### WHAT THE TASK REQUIRES:
Return a copy of every line in the records that includes the word "info".

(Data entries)
-----

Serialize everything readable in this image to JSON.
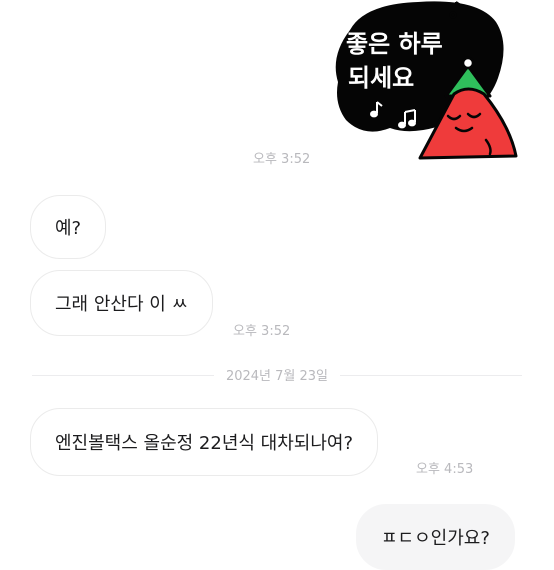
{
  "sticker": {
    "line1": "좋은 하루",
    "line2": "되세요",
    "colors": {
      "blob": "#050505",
      "triangle": "#ef3b3b",
      "hat": "#2fbf5c"
    }
  },
  "messages": [
    {
      "sender": "me",
      "kind": "sticker",
      "time": "오후 3:52"
    },
    {
      "sender": "other",
      "text": "예?"
    },
    {
      "sender": "other",
      "text": "그래 안산다 이 ㅆ",
      "time": "오후 3:52"
    },
    {
      "date": "2024년 7월 23일"
    },
    {
      "sender": "other",
      "text": "엔진볼택스 올순정 22년식 대차되나여?",
      "time": "오후 4:53"
    },
    {
      "sender": "me",
      "text": "ㅍㄷㅇ인가요?"
    }
  ]
}
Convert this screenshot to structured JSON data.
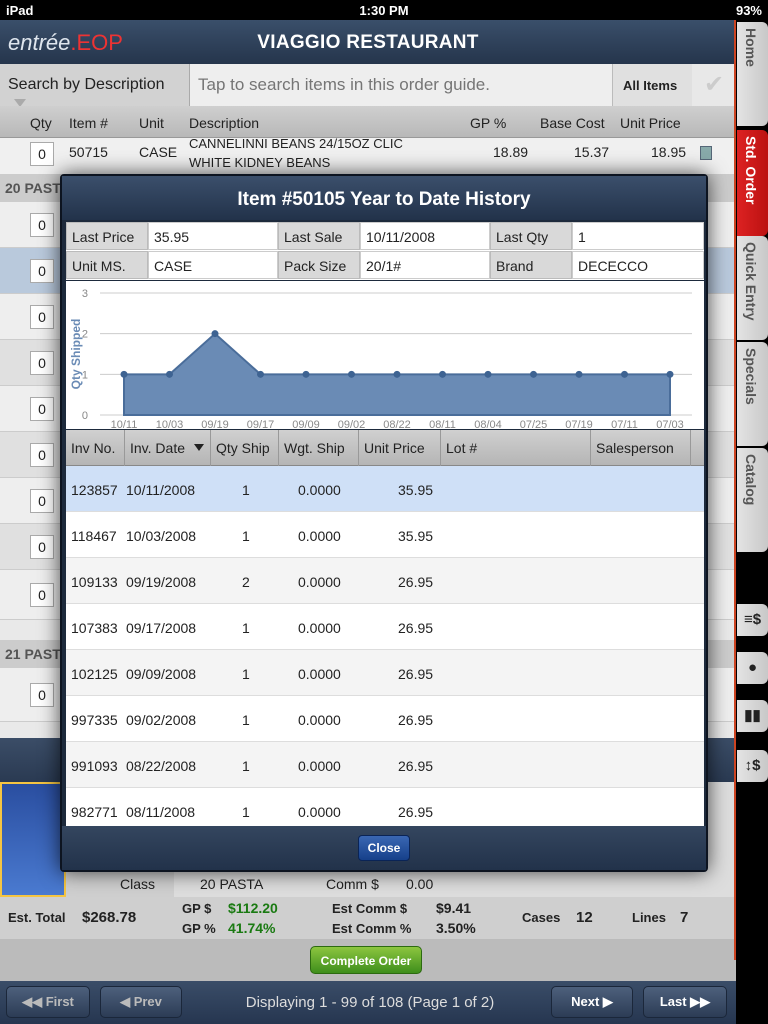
{
  "status": {
    "device": "iPad",
    "time": "1:30 PM",
    "battery": "93%"
  },
  "app": {
    "logo_main": "entrée",
    "logo_accent": ".EOP",
    "title": "VIAGGIO RESTAURANT"
  },
  "search": {
    "by_label": "Search by Description",
    "placeholder": "Tap to search items in this order guide.",
    "filter": "All Items"
  },
  "columns": {
    "qty": "Qty",
    "item": "Item #",
    "unit": "Unit",
    "description": "Description",
    "gp": "GP %",
    "base_cost": "Base Cost",
    "unit_price": "Unit Price"
  },
  "first_row": {
    "qty": "0",
    "item": "50715",
    "unit": "CASE",
    "desc1": "CANNELINNI BEANS 24/15OZ CLIC",
    "desc2": "WHITE KIDNEY BEANS",
    "gp": "18.89",
    "base": "15.37",
    "price": "18.95"
  },
  "groups": {
    "g20": "20 PAST",
    "g21": "21 PAST"
  },
  "bg_qty": "0",
  "detail": {
    "class_label": "Class",
    "class_value": "20 PASTA",
    "comm_label": "Comm $",
    "comm_value": "0.00"
  },
  "totals": {
    "est_total_label": "Est. Total",
    "est_total": "$268.78",
    "gp_dollar_label": "GP $",
    "gp_dollar": "$112.20",
    "gp_pct_label": "GP %",
    "gp_pct": "41.74%",
    "est_comm_label": "Est Comm $",
    "est_comm": "$9.41",
    "est_comm_pct_label": "Est Comm %",
    "est_comm_pct": "3.50%",
    "cases_label": "Cases",
    "cases": "12",
    "lines_label": "Lines",
    "lines": "7"
  },
  "complete_label": "Complete Order",
  "pager": {
    "first": "First",
    "prev": "Prev",
    "info": "Displaying 1 - 99 of 108 (Page 1 of 2)",
    "next": "Next",
    "last": "Last"
  },
  "sidebar": {
    "home": "Home",
    "std_order": "Std. Order",
    "quick_entry": "Quick Entry",
    "specials": "Specials",
    "catalog": "Catalog",
    "icon1": "≡$",
    "icon4": "↕$"
  },
  "modal": {
    "title": "Item #50105 Year to Date History",
    "info": {
      "last_price_label": "Last Price",
      "last_price": "35.95",
      "last_sale_label": "Last Sale",
      "last_sale": "10/11/2008",
      "last_qty_label": "Last Qty",
      "last_qty": "1",
      "unit_ms_label": "Unit MS.",
      "unit_ms": "CASE",
      "pack_size_label": "Pack Size",
      "pack_size": "20/1#",
      "brand_label": "Brand",
      "brand": "DECECCO"
    },
    "columns": {
      "inv_no": "Inv No.",
      "inv_date": "Inv. Date",
      "qty_ship": "Qty Ship",
      "wgt_ship": "Wgt. Ship",
      "unit_price": "Unit Price",
      "lot": "Lot #",
      "salesperson": "Salesperson"
    },
    "rows": [
      {
        "inv": "123857",
        "date": "10/11/2008",
        "qty": "1",
        "wgt": "0.0000",
        "price": "35.95"
      },
      {
        "inv": "118467",
        "date": "10/03/2008",
        "qty": "1",
        "wgt": "0.0000",
        "price": "35.95"
      },
      {
        "inv": "109133",
        "date": "09/19/2008",
        "qty": "2",
        "wgt": "0.0000",
        "price": "26.95"
      },
      {
        "inv": "107383",
        "date": "09/17/2008",
        "qty": "1",
        "wgt": "0.0000",
        "price": "26.95"
      },
      {
        "inv": "102125",
        "date": "09/09/2008",
        "qty": "1",
        "wgt": "0.0000",
        "price": "26.95"
      },
      {
        "inv": "997335",
        "date": "09/02/2008",
        "qty": "1",
        "wgt": "0.0000",
        "price": "26.95"
      },
      {
        "inv": "991093",
        "date": "08/22/2008",
        "qty": "1",
        "wgt": "0.0000",
        "price": "26.95"
      },
      {
        "inv": "982771",
        "date": "08/11/2008",
        "qty": "1",
        "wgt": "0.0000",
        "price": "26.95"
      }
    ],
    "close": "Close"
  },
  "chart_data": {
    "type": "area",
    "ylabel": "Qty Shipped",
    "xlabel": "",
    "categories": [
      "10/11",
      "10/03",
      "09/19",
      "09/17",
      "09/09",
      "09/02",
      "08/22",
      "08/11",
      "08/04",
      "07/25",
      "07/19",
      "07/11",
      "07/03"
    ],
    "values": [
      1,
      1,
      2,
      1,
      1,
      1,
      1,
      1,
      1,
      1,
      1,
      1,
      1
    ],
    "ylim": [
      0,
      3
    ],
    "yticks": [
      "0",
      "1",
      "2",
      "3"
    ],
    "color": "#6a8bb5"
  }
}
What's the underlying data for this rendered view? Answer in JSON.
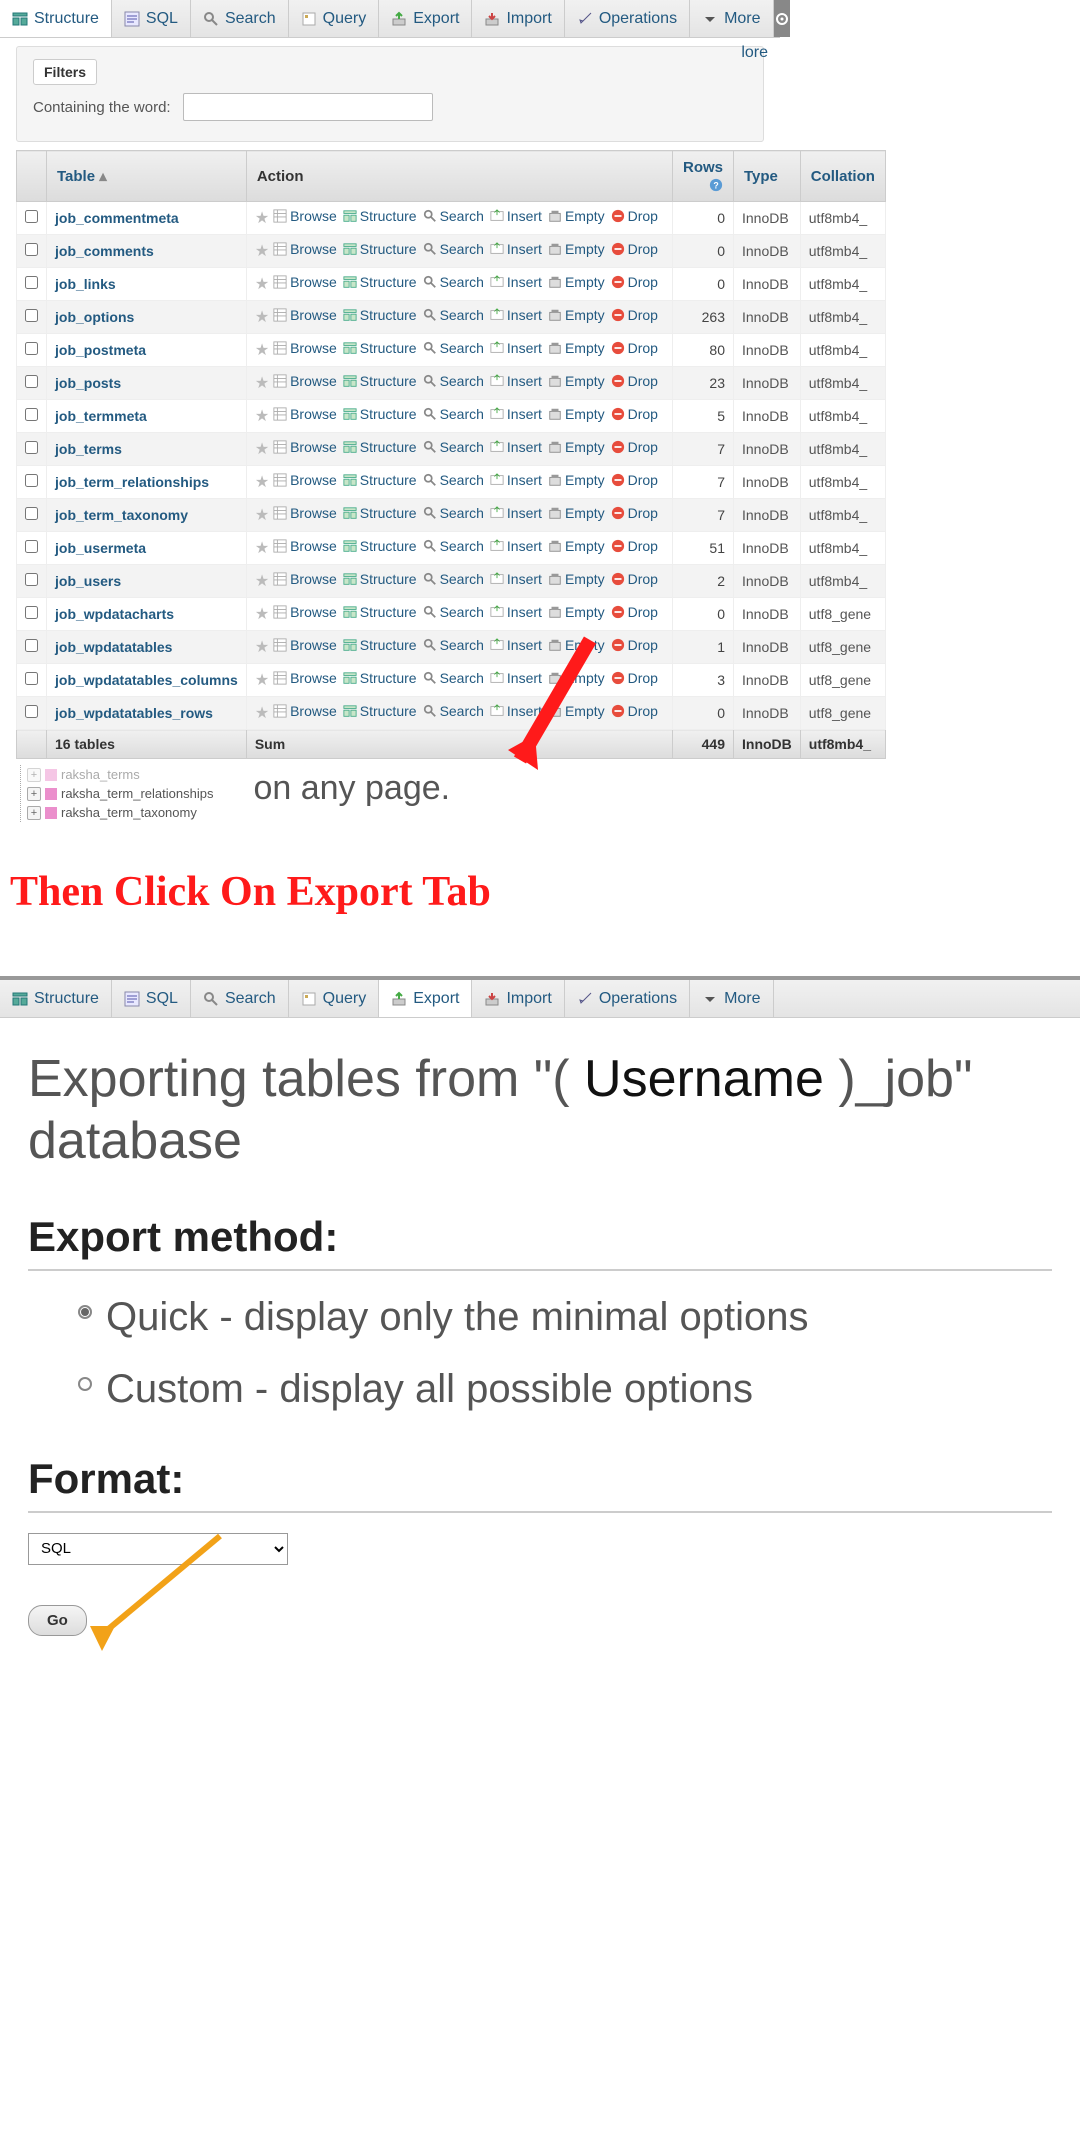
{
  "tabs1": [
    {
      "label": "Structure",
      "icon": "structure"
    },
    {
      "label": "SQL",
      "icon": "sql"
    },
    {
      "label": "Search",
      "icon": "search"
    },
    {
      "label": "Query",
      "icon": "query"
    },
    {
      "label": "Export",
      "icon": "export"
    },
    {
      "label": "Import",
      "icon": "import"
    },
    {
      "label": "Operations",
      "icon": "operations"
    },
    {
      "label": "More",
      "icon": "more"
    }
  ],
  "more_floating": "lore",
  "filters": {
    "tab_label": "Filters",
    "containing_label": "Containing the word:",
    "input_value": ""
  },
  "headers": {
    "table": "Table",
    "action": "Action",
    "rows": "Rows",
    "type": "Type",
    "collation": "Collation"
  },
  "actions": {
    "browse": "Browse",
    "structure": "Structure",
    "search": "Search",
    "insert": "Insert",
    "empty": "Empty",
    "drop": "Drop"
  },
  "rows": [
    {
      "name": "job_commentmeta",
      "rows": 0,
      "type": "InnoDB",
      "coll": "utf8mb4_"
    },
    {
      "name": "job_comments",
      "rows": 0,
      "type": "InnoDB",
      "coll": "utf8mb4_"
    },
    {
      "name": "job_links",
      "rows": 0,
      "type": "InnoDB",
      "coll": "utf8mb4_"
    },
    {
      "name": "job_options",
      "rows": 263,
      "type": "InnoDB",
      "coll": "utf8mb4_"
    },
    {
      "name": "job_postmeta",
      "rows": 80,
      "type": "InnoDB",
      "coll": "utf8mb4_"
    },
    {
      "name": "job_posts",
      "rows": 23,
      "type": "InnoDB",
      "coll": "utf8mb4_"
    },
    {
      "name": "job_termmeta",
      "rows": 5,
      "type": "InnoDB",
      "coll": "utf8mb4_"
    },
    {
      "name": "job_terms",
      "rows": 7,
      "type": "InnoDB",
      "coll": "utf8mb4_"
    },
    {
      "name": "job_term_relationships",
      "rows": 7,
      "type": "InnoDB",
      "coll": "utf8mb4_"
    },
    {
      "name": "job_term_taxonomy",
      "rows": 7,
      "type": "InnoDB",
      "coll": "utf8mb4_"
    },
    {
      "name": "job_usermeta",
      "rows": 51,
      "type": "InnoDB",
      "coll": "utf8mb4_"
    },
    {
      "name": "job_users",
      "rows": 2,
      "type": "InnoDB",
      "coll": "utf8mb4_"
    },
    {
      "name": "job_wpdatacharts",
      "rows": 0,
      "type": "InnoDB",
      "coll": "utf8_gene"
    },
    {
      "name": "job_wpdatatables",
      "rows": 1,
      "type": "InnoDB",
      "coll": "utf8_gene"
    },
    {
      "name": "job_wpdatatables_columns",
      "rows": 3,
      "type": "InnoDB",
      "coll": "utf8_gene"
    },
    {
      "name": "job_wpdatatables_rows",
      "rows": 0,
      "type": "InnoDB",
      "coll": "utf8_gene"
    }
  ],
  "summary": {
    "count_label": "16 tables",
    "sum_label": "Sum",
    "rows_total": 449,
    "type": "InnoDB",
    "coll": "utf8mb4_"
  },
  "tree": [
    "raksha_terms",
    "raksha_term_relationships",
    "raksha_term_taxonomy"
  ],
  "side_text": "on any page.",
  "annotation": "Then Click On Export Tab",
  "tabs2_active": "Export",
  "export": {
    "title_pre": "Exporting tables from \"(",
    "title_user": " Username ",
    "title_post": ")_job\" database",
    "method_label": "Export method:",
    "quick_label": "Quick - display only the minimal options",
    "custom_label": "Custom - display all possible options",
    "format_label": "Format:",
    "format_value": "SQL",
    "go_label": "Go"
  }
}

-----

### IN RESPONSE:
    "info": "Displaying 1 - 99 of 108 (Page 1 of 2)",
    "info": {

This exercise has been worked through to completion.